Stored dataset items
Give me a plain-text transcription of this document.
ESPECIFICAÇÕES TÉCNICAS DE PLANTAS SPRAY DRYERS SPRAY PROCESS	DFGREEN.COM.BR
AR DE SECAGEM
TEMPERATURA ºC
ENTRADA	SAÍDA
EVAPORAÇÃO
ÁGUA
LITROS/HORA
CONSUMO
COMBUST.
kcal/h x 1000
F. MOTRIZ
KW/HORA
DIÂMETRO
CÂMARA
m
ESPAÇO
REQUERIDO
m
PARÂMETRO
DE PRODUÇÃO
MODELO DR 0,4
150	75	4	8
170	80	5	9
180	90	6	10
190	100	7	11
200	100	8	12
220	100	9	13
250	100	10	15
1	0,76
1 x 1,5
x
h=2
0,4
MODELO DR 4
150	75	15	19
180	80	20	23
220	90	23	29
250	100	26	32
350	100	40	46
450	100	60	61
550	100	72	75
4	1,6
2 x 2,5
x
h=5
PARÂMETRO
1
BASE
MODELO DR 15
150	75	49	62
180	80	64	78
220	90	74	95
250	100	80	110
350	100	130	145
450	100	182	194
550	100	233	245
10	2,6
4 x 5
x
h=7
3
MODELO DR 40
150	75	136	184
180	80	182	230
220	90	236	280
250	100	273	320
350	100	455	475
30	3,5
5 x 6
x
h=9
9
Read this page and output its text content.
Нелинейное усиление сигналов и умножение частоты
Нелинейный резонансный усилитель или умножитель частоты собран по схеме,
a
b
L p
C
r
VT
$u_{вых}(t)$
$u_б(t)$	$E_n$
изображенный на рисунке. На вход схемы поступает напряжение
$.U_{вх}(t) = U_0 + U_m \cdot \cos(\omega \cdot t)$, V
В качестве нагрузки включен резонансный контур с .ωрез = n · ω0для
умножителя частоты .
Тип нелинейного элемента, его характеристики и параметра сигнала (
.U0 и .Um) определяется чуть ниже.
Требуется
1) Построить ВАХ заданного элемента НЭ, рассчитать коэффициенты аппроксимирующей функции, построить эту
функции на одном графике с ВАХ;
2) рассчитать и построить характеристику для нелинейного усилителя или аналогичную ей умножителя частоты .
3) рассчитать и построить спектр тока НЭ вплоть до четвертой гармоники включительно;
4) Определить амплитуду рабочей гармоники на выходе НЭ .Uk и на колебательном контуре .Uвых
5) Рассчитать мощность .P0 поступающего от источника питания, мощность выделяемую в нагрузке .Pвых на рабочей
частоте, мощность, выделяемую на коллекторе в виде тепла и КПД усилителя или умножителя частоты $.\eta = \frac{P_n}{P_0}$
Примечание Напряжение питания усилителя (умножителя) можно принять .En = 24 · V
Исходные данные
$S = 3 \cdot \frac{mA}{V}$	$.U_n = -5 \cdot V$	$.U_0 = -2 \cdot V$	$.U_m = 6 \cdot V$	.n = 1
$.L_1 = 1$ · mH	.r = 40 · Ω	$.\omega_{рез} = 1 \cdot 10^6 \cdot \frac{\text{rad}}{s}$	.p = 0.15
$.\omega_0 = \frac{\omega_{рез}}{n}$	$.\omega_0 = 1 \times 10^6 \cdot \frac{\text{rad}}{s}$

§ What you are asked to do
Reproduce all the data word for word.

§ Written response
Give me a plain-text transcription of this document.
ESPECIFICAÇÕES TÉCNICAS DE PLANTAS SPRAY DRYERS SPRAY PROCESS	DFGREEN.COM.BR
AR DE SECAGEM
TEMPERATURA ºC
ENTRADA	SAÍDA
EVAPORAÇÃO
ÁGUA
LITROS/HORA
CONSUMO
COMBUST.
kcal/h x 1000
F. MOTRIZ
KW/HORA
DIÂMETRO
CÂMARA
m
ESPAÇO
REQUERIDO
m
PARÂMETRO
DE PRODUÇÃO
MODELO DR 0,4
150	75	4	8
170	80	5	9
180	90	6	10
190	100	7	11
200	100	8	12
220	100	9	13
250	100	10	15
1	0,76
1 x 1,5
x
h=2
0,4
MODELO DR 4
150	75	15	19
180	80	20	23
220	90	23	29
250	100	26	32
350	100	40	46
450	100	60	61
550	100	72	75
4	1,6
2 x 2,5
x
h=5
PARÂMETRO
1
BASE
MODELO DR 15
150	75	49	62
180	80	64	78
220	90	74	95
250	100	80	110
350	100	130	145
450	100	182	194
550	100	233	245
10	2,6
4 x 5
x
h=7
3
MODELO DR 40
150	75	136	184
180	80	182	230
220	90	236	280
250	100	273	320
350	100	455	475
30	3,5
5 x 6
x
h=9
9
Read this page and output its text content.
Нелинейное усиление сигналов и умножение частоты
Нелинейный резонансный усилитель или умножитель частоты собран по схеме,
a
b
L p
C
r
VT
$u_{вых}(t)$
$u_б(t)$	$E_n$
изображенный на рисунке. На вход схемы поступает напряжение
$.U_{вх}(t) = U_0 + U_m \cdot \cos(\omega \cdot t)$, V
В качестве нагрузки включен резонансный контур с .ωрез = n · ω0для
умножителя частоты .
Тип нелинейного элемента, его характеристики и параметра сигнала (
.U0 и .Um) определяется чуть ниже.
Требуется
1) Построить ВАХ заданного элемента НЭ, рассчитать коэффициенты аппроксимирующей функции, построить эту
функции на одном графике с ВАХ;
2) рассчитать и построить характеристику для нелинейного усилителя или аналогичную ей умножителя частоты .
3) рассчитать и построить спектр тока НЭ вплоть до четвертой гармоники включительно;
4) Определить амплитуду рабочей гармоники на выходе НЭ .Uk и на колебательном контуре .Uвых
5) Рассчитать мощность .P0 поступающего от источника питания, мощность выделяемую в нагрузке .Pвых на рабочей
частоте, мощность, выделяемую на коллекторе в виде тепла и КПД усилителя или умножителя частоты $.\eta = \frac{P_n}{P_0}$
Примечание Напряжение питания усилителя (умножителя) можно принять .En = 24 · V
Исходные данные
$S = 3 \cdot \frac{mA}{V}$	$.U_n = -5 \cdot V$	$.U_0 = -2 \cdot V$	$.U_m = 6 \cdot V$	.n = 1
$.L_1 = 1$ · mH	.r = 40 · Ω	$.\omega_{рез} = 1 \cdot 10^6 \cdot \frac{\text{rad}}{s}$	.p = 0.15
$.\omega_0 = \frac{\omega_{рез}}{n}$	$.\omega_0 = 1 \times 10^6 \cdot \frac{\text{rad}}{s}$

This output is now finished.